> **To be done**:
Answer with one number: the count of lines in this material that hold the word "Departamento".
>> begin Provided data
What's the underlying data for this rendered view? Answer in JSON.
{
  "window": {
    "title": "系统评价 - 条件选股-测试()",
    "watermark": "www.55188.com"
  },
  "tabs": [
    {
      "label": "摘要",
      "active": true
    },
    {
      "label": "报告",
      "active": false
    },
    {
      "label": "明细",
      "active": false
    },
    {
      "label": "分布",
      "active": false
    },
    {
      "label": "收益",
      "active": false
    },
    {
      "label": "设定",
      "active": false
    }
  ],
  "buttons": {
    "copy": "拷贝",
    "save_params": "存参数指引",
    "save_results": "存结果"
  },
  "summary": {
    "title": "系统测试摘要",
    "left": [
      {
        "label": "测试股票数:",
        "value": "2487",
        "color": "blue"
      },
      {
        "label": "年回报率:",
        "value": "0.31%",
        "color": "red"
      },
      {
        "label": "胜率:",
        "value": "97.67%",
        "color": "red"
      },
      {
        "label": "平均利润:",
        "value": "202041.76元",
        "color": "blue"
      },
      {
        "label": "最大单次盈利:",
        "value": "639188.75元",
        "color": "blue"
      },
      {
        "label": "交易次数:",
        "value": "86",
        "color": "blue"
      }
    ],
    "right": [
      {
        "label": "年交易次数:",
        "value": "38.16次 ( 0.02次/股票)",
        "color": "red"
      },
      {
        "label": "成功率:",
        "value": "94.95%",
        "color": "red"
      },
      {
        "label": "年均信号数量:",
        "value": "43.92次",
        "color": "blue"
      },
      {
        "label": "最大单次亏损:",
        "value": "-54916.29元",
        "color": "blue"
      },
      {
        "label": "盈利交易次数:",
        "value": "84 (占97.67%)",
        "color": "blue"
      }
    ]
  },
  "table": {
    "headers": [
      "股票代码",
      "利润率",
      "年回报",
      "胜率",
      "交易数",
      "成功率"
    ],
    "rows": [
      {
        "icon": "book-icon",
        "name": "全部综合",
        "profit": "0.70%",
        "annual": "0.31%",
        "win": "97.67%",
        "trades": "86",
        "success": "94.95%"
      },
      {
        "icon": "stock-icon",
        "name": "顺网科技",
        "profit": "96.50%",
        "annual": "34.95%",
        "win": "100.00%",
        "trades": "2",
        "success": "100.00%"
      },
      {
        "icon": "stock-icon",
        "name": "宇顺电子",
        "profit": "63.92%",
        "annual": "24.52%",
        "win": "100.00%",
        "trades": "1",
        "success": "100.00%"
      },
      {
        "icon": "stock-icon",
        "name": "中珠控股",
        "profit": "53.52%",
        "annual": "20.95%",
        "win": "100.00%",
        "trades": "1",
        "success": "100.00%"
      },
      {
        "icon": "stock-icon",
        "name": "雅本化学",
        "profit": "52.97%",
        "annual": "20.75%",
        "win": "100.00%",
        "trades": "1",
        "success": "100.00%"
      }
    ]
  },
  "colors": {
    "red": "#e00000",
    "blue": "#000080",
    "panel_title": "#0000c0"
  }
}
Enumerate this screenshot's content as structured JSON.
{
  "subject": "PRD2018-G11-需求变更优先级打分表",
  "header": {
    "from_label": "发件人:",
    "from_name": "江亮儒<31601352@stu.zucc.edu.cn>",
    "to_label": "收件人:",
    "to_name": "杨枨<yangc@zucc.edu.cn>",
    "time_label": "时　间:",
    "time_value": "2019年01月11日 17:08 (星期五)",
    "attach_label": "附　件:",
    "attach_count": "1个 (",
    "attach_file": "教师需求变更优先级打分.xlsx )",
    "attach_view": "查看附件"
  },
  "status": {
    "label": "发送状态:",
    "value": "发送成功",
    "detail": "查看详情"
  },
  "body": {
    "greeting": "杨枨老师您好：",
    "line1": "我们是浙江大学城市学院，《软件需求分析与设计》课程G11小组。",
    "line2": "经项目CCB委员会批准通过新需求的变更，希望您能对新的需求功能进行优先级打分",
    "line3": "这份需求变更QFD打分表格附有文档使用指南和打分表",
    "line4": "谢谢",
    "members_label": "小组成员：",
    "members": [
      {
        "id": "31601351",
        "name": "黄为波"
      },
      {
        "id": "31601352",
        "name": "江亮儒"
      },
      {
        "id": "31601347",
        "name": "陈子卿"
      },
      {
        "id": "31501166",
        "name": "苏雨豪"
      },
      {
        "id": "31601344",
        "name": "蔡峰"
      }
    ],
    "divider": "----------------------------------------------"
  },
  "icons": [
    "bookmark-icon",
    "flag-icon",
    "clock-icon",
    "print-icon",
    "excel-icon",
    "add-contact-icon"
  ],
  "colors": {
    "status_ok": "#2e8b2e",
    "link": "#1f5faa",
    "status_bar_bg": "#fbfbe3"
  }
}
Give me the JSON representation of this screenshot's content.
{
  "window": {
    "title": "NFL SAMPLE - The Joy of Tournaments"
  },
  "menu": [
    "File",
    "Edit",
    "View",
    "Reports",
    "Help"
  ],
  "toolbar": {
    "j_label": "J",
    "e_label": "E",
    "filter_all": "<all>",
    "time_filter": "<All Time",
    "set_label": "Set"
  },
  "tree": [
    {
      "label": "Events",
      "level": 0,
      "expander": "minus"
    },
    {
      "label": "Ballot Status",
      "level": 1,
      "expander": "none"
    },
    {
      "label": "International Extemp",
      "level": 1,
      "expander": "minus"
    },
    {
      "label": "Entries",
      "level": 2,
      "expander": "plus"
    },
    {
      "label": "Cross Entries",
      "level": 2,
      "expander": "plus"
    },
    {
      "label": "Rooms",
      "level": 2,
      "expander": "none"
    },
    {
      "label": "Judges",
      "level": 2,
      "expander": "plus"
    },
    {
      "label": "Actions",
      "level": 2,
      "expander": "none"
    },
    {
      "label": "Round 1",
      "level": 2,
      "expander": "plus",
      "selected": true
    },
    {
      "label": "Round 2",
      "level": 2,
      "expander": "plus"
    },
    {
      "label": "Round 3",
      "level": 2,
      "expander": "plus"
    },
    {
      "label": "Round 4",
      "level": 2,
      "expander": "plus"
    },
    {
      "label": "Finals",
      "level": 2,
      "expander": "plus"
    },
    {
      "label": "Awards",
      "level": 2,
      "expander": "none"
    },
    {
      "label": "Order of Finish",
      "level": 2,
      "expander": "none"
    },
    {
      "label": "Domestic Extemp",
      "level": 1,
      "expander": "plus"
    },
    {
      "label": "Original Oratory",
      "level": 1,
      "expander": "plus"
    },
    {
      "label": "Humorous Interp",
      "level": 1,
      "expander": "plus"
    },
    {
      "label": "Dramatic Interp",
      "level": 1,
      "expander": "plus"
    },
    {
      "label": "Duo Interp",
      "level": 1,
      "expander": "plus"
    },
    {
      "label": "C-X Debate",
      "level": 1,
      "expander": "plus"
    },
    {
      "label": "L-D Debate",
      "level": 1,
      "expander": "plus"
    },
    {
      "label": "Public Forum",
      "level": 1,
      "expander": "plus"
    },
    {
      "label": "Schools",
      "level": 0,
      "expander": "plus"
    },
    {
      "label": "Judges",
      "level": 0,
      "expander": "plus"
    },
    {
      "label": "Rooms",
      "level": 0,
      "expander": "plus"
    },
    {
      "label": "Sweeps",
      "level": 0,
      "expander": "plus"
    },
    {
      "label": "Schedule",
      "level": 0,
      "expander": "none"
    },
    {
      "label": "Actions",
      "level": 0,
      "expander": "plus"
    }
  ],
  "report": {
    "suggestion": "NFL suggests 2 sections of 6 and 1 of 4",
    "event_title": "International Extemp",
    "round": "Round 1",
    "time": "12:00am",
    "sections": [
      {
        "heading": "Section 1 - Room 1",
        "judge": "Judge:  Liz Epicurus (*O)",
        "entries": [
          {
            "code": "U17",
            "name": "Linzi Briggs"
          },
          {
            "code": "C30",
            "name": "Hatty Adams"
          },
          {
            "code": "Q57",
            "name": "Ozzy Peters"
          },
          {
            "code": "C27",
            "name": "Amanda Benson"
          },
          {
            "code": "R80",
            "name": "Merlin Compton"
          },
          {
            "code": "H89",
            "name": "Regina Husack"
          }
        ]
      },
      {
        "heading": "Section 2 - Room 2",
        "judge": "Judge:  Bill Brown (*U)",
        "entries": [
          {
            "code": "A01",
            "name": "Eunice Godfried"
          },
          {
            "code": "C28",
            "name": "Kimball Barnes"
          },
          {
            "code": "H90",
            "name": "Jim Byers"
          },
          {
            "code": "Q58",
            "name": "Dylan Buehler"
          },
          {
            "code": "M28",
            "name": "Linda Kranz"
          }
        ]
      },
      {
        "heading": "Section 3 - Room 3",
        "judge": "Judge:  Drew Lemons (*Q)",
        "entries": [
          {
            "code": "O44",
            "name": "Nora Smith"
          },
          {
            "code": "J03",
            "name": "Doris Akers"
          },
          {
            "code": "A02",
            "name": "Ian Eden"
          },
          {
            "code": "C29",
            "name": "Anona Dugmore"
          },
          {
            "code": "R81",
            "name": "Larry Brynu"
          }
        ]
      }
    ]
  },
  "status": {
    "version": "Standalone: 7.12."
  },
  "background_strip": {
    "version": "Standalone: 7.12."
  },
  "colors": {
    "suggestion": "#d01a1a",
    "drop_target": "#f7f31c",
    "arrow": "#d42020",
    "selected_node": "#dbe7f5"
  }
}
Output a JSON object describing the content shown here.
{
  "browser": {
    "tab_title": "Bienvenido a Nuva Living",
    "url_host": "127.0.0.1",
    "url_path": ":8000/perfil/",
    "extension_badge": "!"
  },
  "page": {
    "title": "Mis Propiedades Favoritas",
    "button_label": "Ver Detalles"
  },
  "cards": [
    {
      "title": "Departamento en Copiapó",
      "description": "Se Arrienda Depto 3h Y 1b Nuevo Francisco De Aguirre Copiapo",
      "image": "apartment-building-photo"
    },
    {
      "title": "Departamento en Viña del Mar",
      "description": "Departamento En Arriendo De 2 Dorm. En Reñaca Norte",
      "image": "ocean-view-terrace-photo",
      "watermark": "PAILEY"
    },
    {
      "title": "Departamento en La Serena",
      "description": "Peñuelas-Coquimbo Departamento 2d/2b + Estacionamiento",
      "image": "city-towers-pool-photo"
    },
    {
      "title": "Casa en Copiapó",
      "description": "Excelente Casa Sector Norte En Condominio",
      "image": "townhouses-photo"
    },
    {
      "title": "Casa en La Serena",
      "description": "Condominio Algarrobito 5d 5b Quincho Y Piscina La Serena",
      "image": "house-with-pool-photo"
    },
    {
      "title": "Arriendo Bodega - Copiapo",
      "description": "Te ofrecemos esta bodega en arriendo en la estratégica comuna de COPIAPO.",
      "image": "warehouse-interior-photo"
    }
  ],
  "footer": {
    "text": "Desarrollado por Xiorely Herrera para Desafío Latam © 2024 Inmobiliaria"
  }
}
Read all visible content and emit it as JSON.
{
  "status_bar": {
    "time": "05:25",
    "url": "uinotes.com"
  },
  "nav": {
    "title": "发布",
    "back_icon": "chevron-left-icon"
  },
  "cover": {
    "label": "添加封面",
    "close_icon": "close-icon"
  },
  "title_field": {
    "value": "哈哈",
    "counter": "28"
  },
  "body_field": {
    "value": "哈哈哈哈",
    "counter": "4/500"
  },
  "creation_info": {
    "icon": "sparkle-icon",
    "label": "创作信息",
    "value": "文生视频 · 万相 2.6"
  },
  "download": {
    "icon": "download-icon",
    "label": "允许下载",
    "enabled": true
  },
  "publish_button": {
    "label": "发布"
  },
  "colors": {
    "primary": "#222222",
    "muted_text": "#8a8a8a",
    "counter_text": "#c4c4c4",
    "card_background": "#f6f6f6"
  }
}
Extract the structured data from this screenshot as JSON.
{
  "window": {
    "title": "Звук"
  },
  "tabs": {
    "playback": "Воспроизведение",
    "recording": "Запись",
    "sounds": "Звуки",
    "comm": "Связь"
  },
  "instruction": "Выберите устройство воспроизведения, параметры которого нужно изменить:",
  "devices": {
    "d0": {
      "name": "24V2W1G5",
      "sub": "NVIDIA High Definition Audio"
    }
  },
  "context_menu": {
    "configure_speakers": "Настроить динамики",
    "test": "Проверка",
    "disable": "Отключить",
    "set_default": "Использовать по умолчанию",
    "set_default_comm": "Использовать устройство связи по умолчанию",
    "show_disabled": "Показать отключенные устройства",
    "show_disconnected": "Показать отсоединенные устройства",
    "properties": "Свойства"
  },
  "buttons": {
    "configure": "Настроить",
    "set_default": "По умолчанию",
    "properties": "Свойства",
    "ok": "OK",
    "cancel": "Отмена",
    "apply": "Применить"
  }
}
>> end Provided data
> **Answer below**:
5